_STATED EXERCISE_
Write every entry out again exactly, please, and skip the pictures.

----- MATERIAL SUPPLIED -----

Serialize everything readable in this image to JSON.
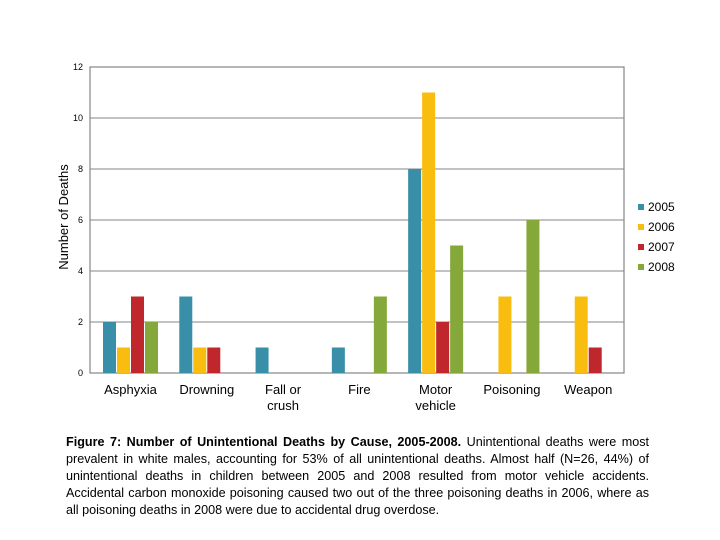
{
  "chart_data": {
    "type": "bar",
    "categories": [
      "Asphyxia",
      "Drowning",
      "Fall or crush",
      "Fire",
      "Motor vehicle",
      "Poisoning",
      "Weapon"
    ],
    "category_lines": [
      [
        "Asphyxia"
      ],
      [
        "Drowning"
      ],
      [
        "Fall or",
        "crush"
      ],
      [
        "Fire"
      ],
      [
        "Motor",
        "vehicle"
      ],
      [
        "Poisoning"
      ],
      [
        "Weapon"
      ]
    ],
    "series": [
      {
        "name": "2005",
        "color": "#3a8fa8",
        "values": [
          2,
          3,
          1,
          1,
          8,
          0,
          0
        ]
      },
      {
        "name": "2006",
        "color": "#f9bd0f",
        "values": [
          1,
          1,
          0,
          0,
          11,
          3,
          3
        ]
      },
      {
        "name": "2007",
        "color": "#c0272d",
        "values": [
          3,
          1,
          0,
          0,
          2,
          0,
          1
        ]
      },
      {
        "name": "2008",
        "color": "#85a83a",
        "values": [
          2,
          0,
          0,
          3,
          5,
          6,
          0
        ]
      }
    ],
    "ylabel": "Number of Deaths",
    "xlabel": "",
    "ylim": [
      0,
      12
    ],
    "yticks": [
      "0",
      "2",
      "4",
      "6",
      "8",
      "10",
      "12"
    ],
    "grid": true,
    "legend_position": "right"
  },
  "caption": {
    "title": "Figure 7: Number of Unintentional Deaths by Cause, 2005-2008.",
    "text": "Unintentional deaths were most prevalent in white males, accounting for 53% of all unintentional deaths. Almost half (N=26, 44%) of unintentional deaths in children between 2005 and 2008 resulted from motor vehicle accidents. Accidental carbon monoxide poisoning caused two out of the three poisoning deaths in 2006, where as all poisoning deaths in 2008 were due to accidental drug overdose."
  }
}
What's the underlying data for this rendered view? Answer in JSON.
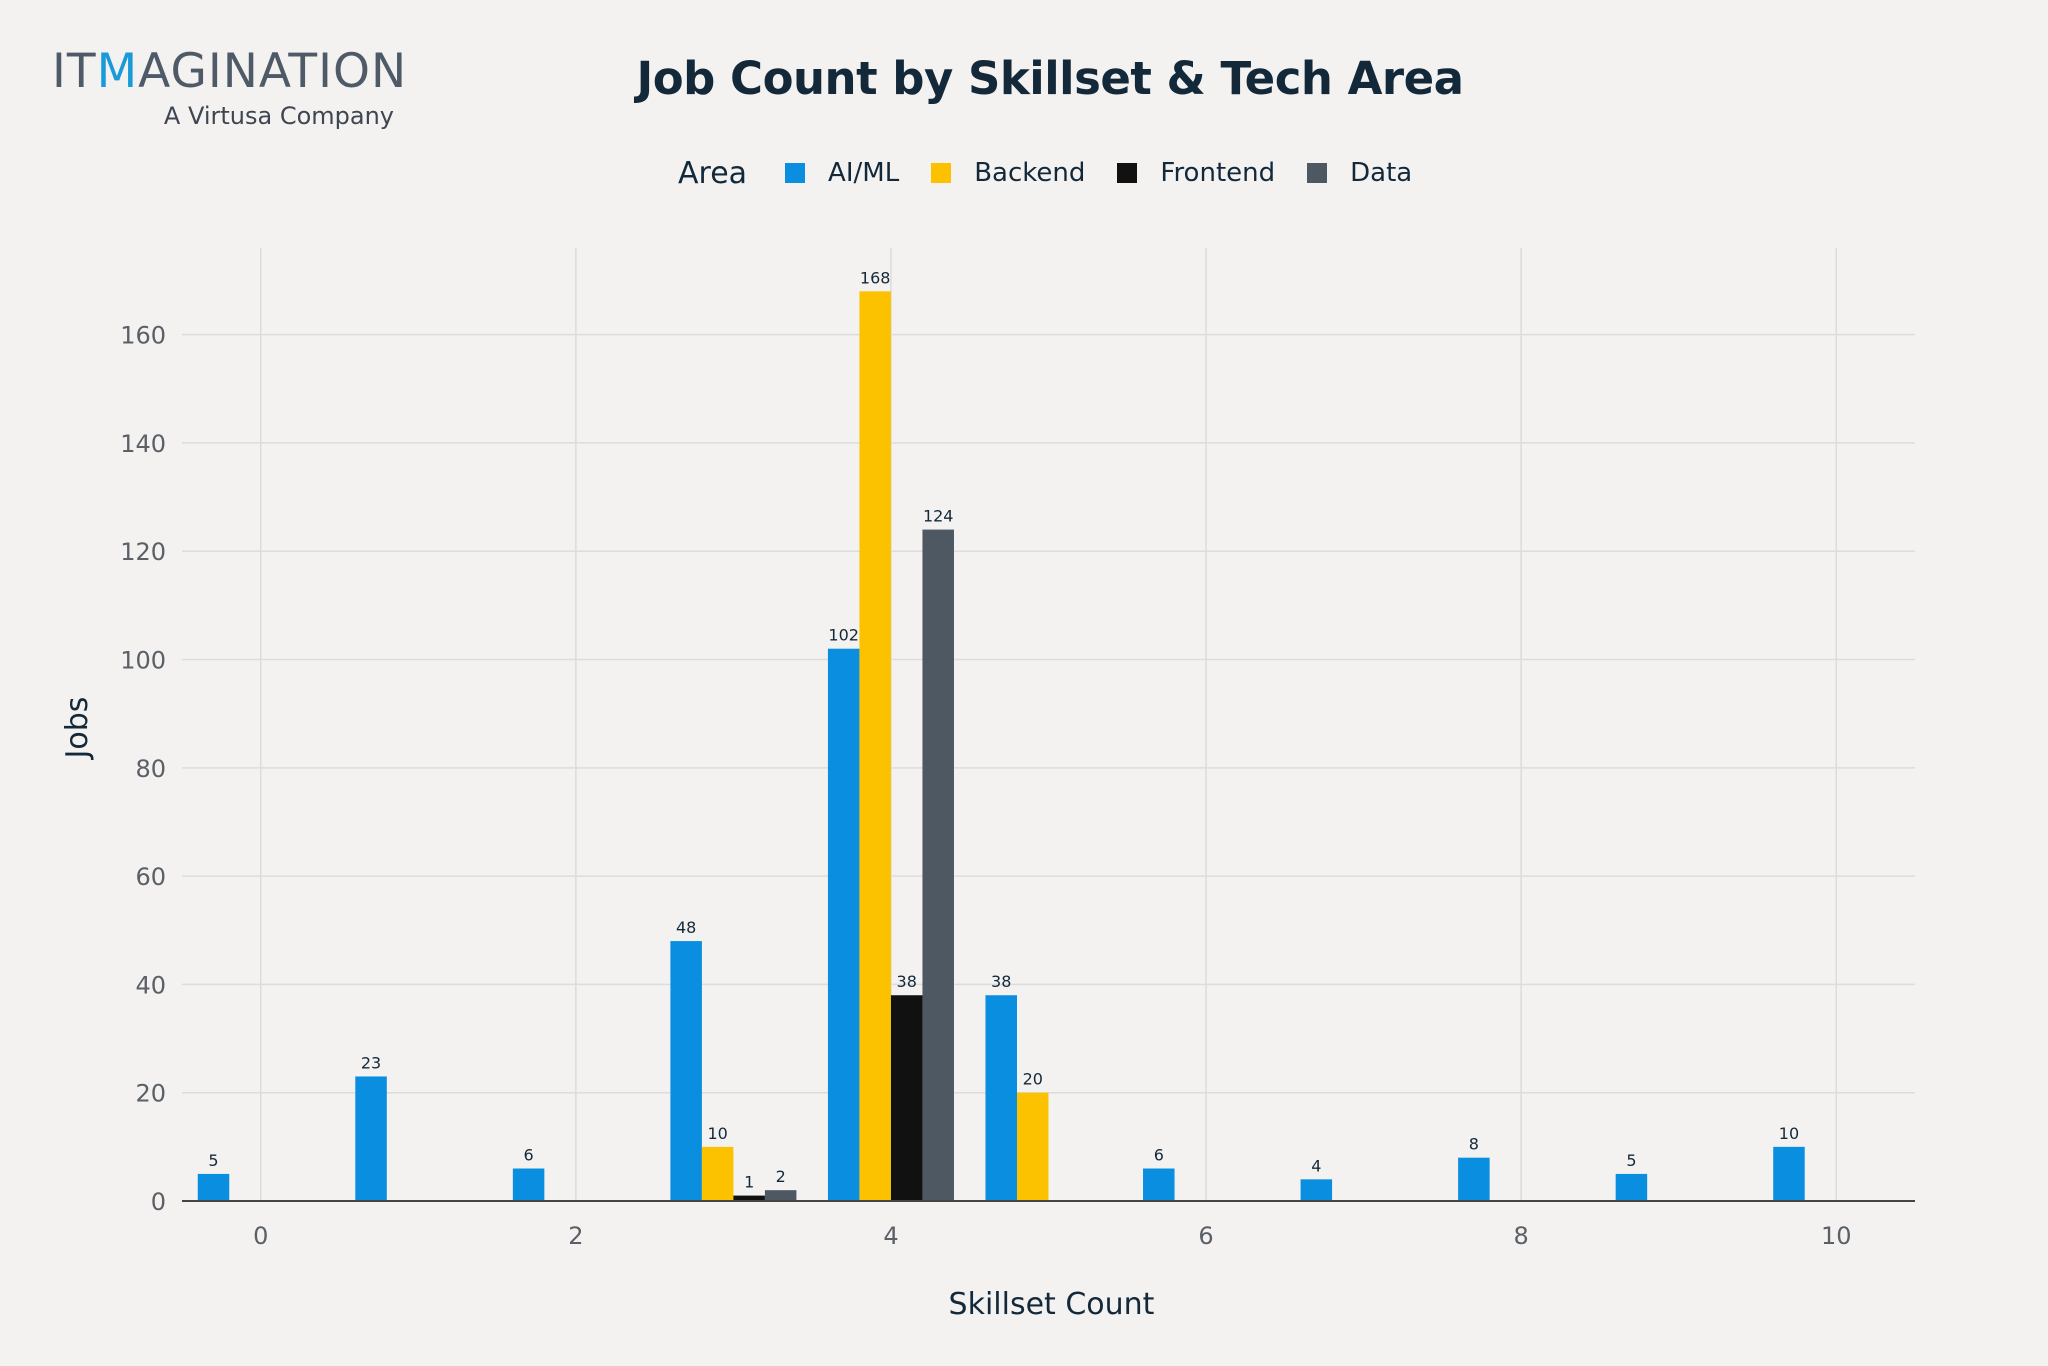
{
  "logo": {
    "brand_prefix": "IT",
    "brand_accent": "M",
    "brand_suffix": "AGINATION",
    "tagline": "A Virtusa Company"
  },
  "legend": {
    "title": "Area",
    "items": [
      {
        "label": "AI/ML",
        "color": "#0a8ee0"
      },
      {
        "label": "Backend",
        "color": "#fcc200"
      },
      {
        "label": "Frontend",
        "color": "#111111"
      },
      {
        "label": "Data",
        "color": "#4e5862"
      }
    ]
  },
  "chart_data": {
    "type": "bar",
    "title": "Job Count by Skillset & Tech Area",
    "xlabel": "Skillset Count",
    "ylabel": "Jobs",
    "xlim": [
      -0.5,
      10.5
    ],
    "ylim": [
      0,
      176
    ],
    "xticks": [
      0,
      2,
      4,
      6,
      8,
      10
    ],
    "yticks": [
      0,
      20,
      40,
      60,
      80,
      100,
      120,
      140,
      160
    ],
    "grid": true,
    "legend_position": "top",
    "show_data_labels": true,
    "series": [
      {
        "name": "AI/ML",
        "color": "#0a8ee0",
        "x": [
          0,
          1,
          2,
          3,
          4,
          5,
          6,
          7,
          8,
          9,
          10
        ],
        "values": [
          5,
          23,
          6,
          48,
          102,
          38,
          6,
          4,
          8,
          5,
          10
        ]
      },
      {
        "name": "Backend",
        "color": "#fcc200",
        "x": [
          3,
          4,
          5
        ],
        "values": [
          10,
          168,
          20
        ]
      },
      {
        "name": "Frontend",
        "color": "#111111",
        "x": [
          3,
          4
        ],
        "values": [
          1,
          38
        ]
      },
      {
        "name": "Data",
        "color": "#4e5862",
        "x": [
          3,
          4
        ],
        "values": [
          2,
          124
        ]
      }
    ]
  }
}
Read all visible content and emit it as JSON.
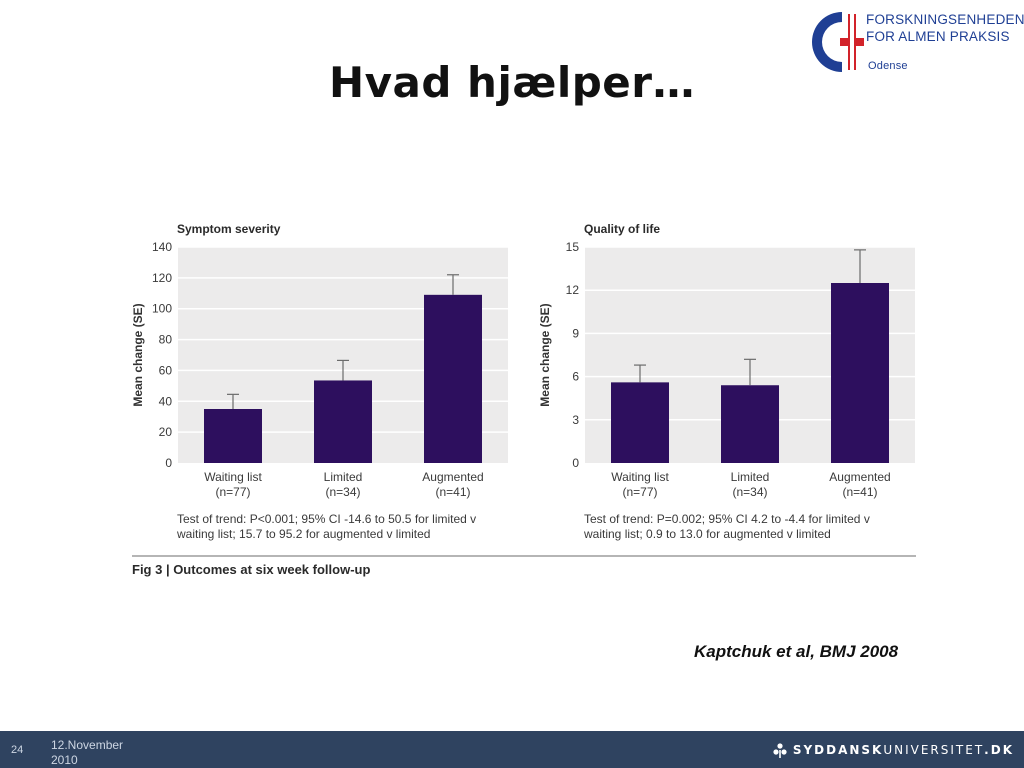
{
  "slide": {
    "title": "Hvad hjælper…",
    "citation": "Kaptchuk et al, BMJ 2008",
    "number": "24",
    "date": "12.November 2010"
  },
  "header_logo": {
    "line1": "FORSKNINGSENHEDEN",
    "line2": "FOR ALMEN PRAKSIS",
    "line3": "Odense",
    "colors": {
      "blue": "#1f3f94",
      "red": "#d2232a"
    }
  },
  "footer_logo": {
    "word_bold_1": "SYDDANSK",
    "word_regular": "UNIVERSITET",
    "word_bold_2": ".DK"
  },
  "colors": {
    "bar": "#2d0f5e",
    "plot_bg": "#ecebeb",
    "grid": "#ffffff",
    "footer": "#2f4360"
  },
  "figure_caption": "Fig 3 | Outcomes at six week follow-up",
  "chart_data": [
    {
      "type": "bar",
      "title": "Symptom severity",
      "ylabel": "Mean change (SE)",
      "xlabel": "",
      "categories": [
        "Waiting list",
        "Limited",
        "Augmented"
      ],
      "category_n": [
        "(n=77)",
        "(n=34)",
        "(n=41)"
      ],
      "values": [
        35,
        53.5,
        109
      ],
      "errors": [
        9.5,
        13,
        13
      ],
      "ylim": [
        0,
        140
      ],
      "yticks": [
        0,
        20,
        40,
        60,
        80,
        100,
        120,
        140
      ],
      "grid": true,
      "note_line1": "Test of trend: P<0.001; 95% CI -14.6 to 50.5 for limited v",
      "note_line2": "waiting list; 15.7 to 95.2 for augmented v limited"
    },
    {
      "type": "bar",
      "title": "Quality of life",
      "ylabel": "Mean change (SE)",
      "xlabel": "",
      "categories": [
        "Waiting list",
        "Limited",
        "Augmented"
      ],
      "category_n": [
        "(n=77)",
        "(n=34)",
        "(n=41)"
      ],
      "values": [
        5.6,
        5.4,
        12.5
      ],
      "errors": [
        1.2,
        1.8,
        2.3
      ],
      "ylim": [
        0,
        15
      ],
      "yticks": [
        0,
        3,
        6,
        9,
        12,
        15
      ],
      "grid": true,
      "note_line1": "Test of trend: P=0.002; 95% CI 4.2 to -4.4 for limited v",
      "note_line2": "waiting list; 0.9 to 13.0 for augmented v limited"
    }
  ]
}
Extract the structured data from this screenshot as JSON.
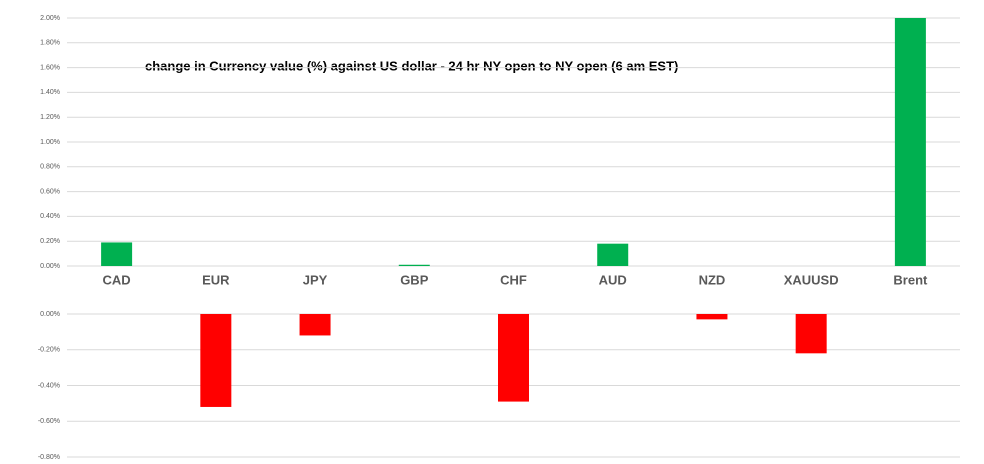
{
  "chart_data": [
    {
      "type": "bar",
      "title": "change in Currency value (%)  against US dollar - 24 hr NY open to NY open (6 am EST)",
      "categories": [
        "CAD",
        "EUR",
        "JPY",
        "GBP",
        "CHF",
        "AUD",
        "NZD",
        "XAUUSD",
        "Brent"
      ],
      "values": [
        0.19,
        0,
        0,
        0.01,
        0,
        0.18,
        0,
        0,
        2.0
      ],
      "color": "#00b050",
      "ylim": [
        0,
        2.0
      ],
      "yticks": [
        {
          "value": 0,
          "label": "0.00%"
        },
        {
          "value": 0.2,
          "label": "0.20%"
        },
        {
          "value": 0.4,
          "label": "0.40%"
        },
        {
          "value": 0.6,
          "label": "0.60%"
        },
        {
          "value": 0.8,
          "label": "0.80%"
        },
        {
          "value": 1.0,
          "label": "1.00%"
        },
        {
          "value": 1.2,
          "label": "1.20%"
        },
        {
          "value": 1.4,
          "label": "1.40%"
        },
        {
          "value": 1.6,
          "label": "1.60%"
        },
        {
          "value": 1.8,
          "label": "1.80%"
        },
        {
          "value": 2.0,
          "label": "2.00%"
        }
      ],
      "grid": true
    },
    {
      "type": "bar",
      "values": [
        0,
        -0.52,
        -0.12,
        0,
        -0.49,
        0,
        -0.03,
        -0.22,
        0
      ],
      "color": "#ff0000",
      "ylim": [
        -0.8,
        0
      ],
      "yticks": [
        {
          "value": 0,
          "label": "0.00%"
        },
        {
          "value": -0.2,
          "label": "-0.20%"
        },
        {
          "value": -0.4,
          "label": "-0.40%"
        },
        {
          "value": -0.6,
          "label": "-0.60%"
        },
        {
          "value": -0.8,
          "label": "-0.80%"
        }
      ],
      "grid": true
    }
  ]
}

-----

_ANSWER TO THIS PROBLEM_
Serialize everything readable in this image to JSON.
{
  "chart_data": {
    "type": "bar",
    "categories": [
      "Asphyxia",
      "Drowning",
      "Fall or crush",
      "Fire",
      "Motor vehicle",
      "Poisoning",
      "Weapon"
    ],
    "category_lines": [
      [
        "Asphyxia"
      ],
      [
        "Drowning"
      ],
      [
        "Fall or",
        "crush"
      ],
      [
        "Fire"
      ],
      [
        "Motor",
        "vehicle"
      ],
      [
        "Poisoning"
      ],
      [
        "Weapon"
      ]
    ],
    "series": [
      {
        "name": "2005",
        "color": "#3a8fa8",
        "values": [
          2,
          3,
          1,
          1,
          8,
          0,
          0
        ]
      },
      {
        "name": "2006",
        "color": "#f9bd0f",
        "values": [
          1,
          1,
          0,
          0,
          11,
          3,
          3
        ]
      },
      {
        "name": "2007",
        "color": "#c0272d",
        "values": [
          3,
          1,
          0,
          0,
          2,
          0,
          1
        ]
      },
      {
        "name": "2008",
        "color": "#85a83a",
        "values": [
          2,
          0,
          0,
          3,
          5,
          6,
          0
        ]
      }
    ],
    "ylabel": "Number of Deaths",
    "xlabel": "",
    "ylim": [
      0,
      12
    ],
    "yticks": [
      "0",
      "2",
      "4",
      "6",
      "8",
      "10",
      "12"
    ],
    "grid": true,
    "legend_position": "right"
  },
  "caption": {
    "title": "Figure 7: Number of Unintentional Deaths by Cause, 2005-2008.",
    "text": "Unintentional deaths were most prevalent in white males, accounting for 53% of all unintentional deaths. Almost half (N=26, 44%) of unintentional deaths in children between 2005 and 2008 resulted from motor vehicle accidents. Accidental carbon monoxide poisoning caused two out of the three poisoning deaths in 2006, where as all poisoning deaths in 2008 were due to accidental drug overdose."
  }
}
What's the underlying data for this rendered view? Answer in JSON.
{
  "logo": {
    "brand_prefix": "IT",
    "brand_accent": "M",
    "brand_suffix": "AGINATION",
    "tagline": "A Virtusa Company"
  },
  "legend": {
    "title": "Area",
    "items": [
      {
        "label": "AI/ML",
        "color": "#0a8ee0"
      },
      {
        "label": "Backend",
        "color": "#fcc200"
      },
      {
        "label": "Frontend",
        "color": "#111111"
      },
      {
        "label": "Data",
        "color": "#4e5862"
      }
    ]
  },
  "chart_data": {
    "type": "bar",
    "title": "Job Count by Skillset & Tech Area",
    "xlabel": "Skillset Count",
    "ylabel": "Jobs",
    "xlim": [
      -0.5,
      10.5
    ],
    "ylim": [
      0,
      176
    ],
    "xticks": [
      0,
      2,
      4,
      6,
      8,
      10
    ],
    "yticks": [
      0,
      20,
      40,
      60,
      80,
      100,
      120,
      140,
      160
    ],
    "grid": true,
    "legend_position": "top",
    "show_data_labels": true,
    "series": [
      {
        "name": "AI/ML",
        "color": "#0a8ee0",
        "x": [
          0,
          1,
          2,
          3,
          4,
          5,
          6,
          7,
          8,
          9,
          10
        ],
        "values": [
          5,
          23,
          6,
          48,
          102,
          38,
          6,
          4,
          8,
          5,
          10
        ]
      },
      {
        "name": "Backend",
        "color": "#fcc200",
        "x": [
          3,
          4,
          5
        ],
        "values": [
          10,
          168,
          20
        ]
      },
      {
        "name": "Frontend",
        "color": "#111111",
        "x": [
          3,
          4
        ],
        "values": [
          1,
          38
        ]
      },
      {
        "name": "Data",
        "color": "#4e5862",
        "x": [
          3,
          4
        ],
        "values": [
          2,
          124
        ]
      }
    ]
  }
}
Read all visible content and emit it as JSON.
{
  "slide": {
    "title": "Hvad hjælper…",
    "citation": "Kaptchuk et al, BMJ 2008",
    "number": "24",
    "date": "12.November 2010"
  },
  "header_logo": {
    "line1": "FORSKNINGSENHEDEN",
    "line2": "FOR ALMEN PRAKSIS",
    "line3": "Odense",
    "colors": {
      "blue": "#1f3f94",
      "red": "#d2232a"
    }
  },
  "footer_logo": {
    "word_bold_1": "SYDDANSK",
    "word_regular": "UNIVERSITET",
    "word_bold_2": ".DK"
  },
  "colors": {
    "bar": "#2d0f5e",
    "plot_bg": "#ecebeb",
    "grid": "#ffffff",
    "footer": "#2f4360"
  },
  "figure_caption": "Fig 3 | Outcomes at six week follow-up",
  "chart_data": [
    {
      "type": "bar",
      "title": "Symptom severity",
      "ylabel": "Mean change (SE)",
      "xlabel": "",
      "categories": [
        "Waiting list",
        "Limited",
        "Augmented"
      ],
      "category_n": [
        "(n=77)",
        "(n=34)",
        "(n=41)"
      ],
      "values": [
        35,
        53.5,
        109
      ],
      "errors": [
        9.5,
        13,
        13
      ],
      "ylim": [
        0,
        140
      ],
      "yticks": [
        0,
        20,
        40,
        60,
        80,
        100,
        120,
        140
      ],
      "grid": true,
      "note_line1": "Test of trend: P<0.001; 95% CI -14.6 to 50.5 for limited v",
      "note_line2": "waiting list; 15.7 to 95.2 for augmented v limited"
    },
    {
      "type": "bar",
      "title": "Quality of life",
      "ylabel": "Mean change (SE)",
      "xlabel": "",
      "categories": [
        "Waiting list",
        "Limited",
        "Augmented"
      ],
      "category_n": [
        "(n=77)",
        "(n=34)",
        "(n=41)"
      ],
      "values": [
        5.6,
        5.4,
        12.5
      ],
      "errors": [
        1.2,
        1.8,
        2.3
      ],
      "ylim": [
        0,
        15
      ],
      "yticks": [
        0,
        3,
        6,
        9,
        12,
        15
      ],
      "grid": true,
      "note_line1": "Test of trend: P=0.002; 95% CI 4.2 to -4.4 for limited v",
      "note_line2": "waiting list; 0.9 to 13.0 for augmented v limited"
    }
  ]
}
Extract the structured data from this screenshot as JSON.
{
  "chart_data": [
    {
      "type": "bar",
      "title": "change in Currency value (%)  against US dollar - 24 hr NY open to NY open (6 am EST)",
      "categories": [
        "CAD",
        "EUR",
        "JPY",
        "GBP",
        "CHF",
        "AUD",
        "NZD",
        "XAUUSD",
        "Brent"
      ],
      "values": [
        0.19,
        0,
        0,
        0.01,
        0,
        0.18,
        0,
        0,
        2.0
      ],
      "color": "#00b050",
      "ylim": [
        0,
        2.0
      ],
      "yticks": [
        {
          "value": 0,
          "label": "0.00%"
        },
        {
          "value": 0.2,
          "label": "0.20%"
        },
        {
          "value": 0.4,
          "label": "0.40%"
        },
        {
          "value": 0.6,
          "label": "0.60%"
        },
        {
          "value": 0.8,
          "label": "0.80%"
        },
        {
          "value": 1.0,
          "label": "1.00%"
        },
        {
          "value": 1.2,
          "label": "1.20%"
        },
        {
          "value": 1.4,
          "label": "1.40%"
        },
        {
          "value": 1.6,
          "label": "1.60%"
        },
        {
          "value": 1.8,
          "label": "1.80%"
        },
        {
          "value": 2.0,
          "label": "2.00%"
        }
      ],
      "grid": true
    },
    {
      "type": "bar",
      "values": [
        0,
        -0.52,
        -0.12,
        0,
        -0.49,
        0,
        -0.03,
        -0.22,
        0
      ],
      "color": "#ff0000",
      "ylim": [
        -0.8,
        0
      ],
      "yticks": [
        {
          "value": 0,
          "label": "0.00%"
        },
        {
          "value": -0.2,
          "label": "-0.20%"
        },
        {
          "value": -0.4,
          "label": "-0.40%"
        },
        {
          "value": -0.6,
          "label": "-0.60%"
        },
        {
          "value": -0.8,
          "label": "-0.80%"
        }
      ],
      "grid": true
    }
  ]
}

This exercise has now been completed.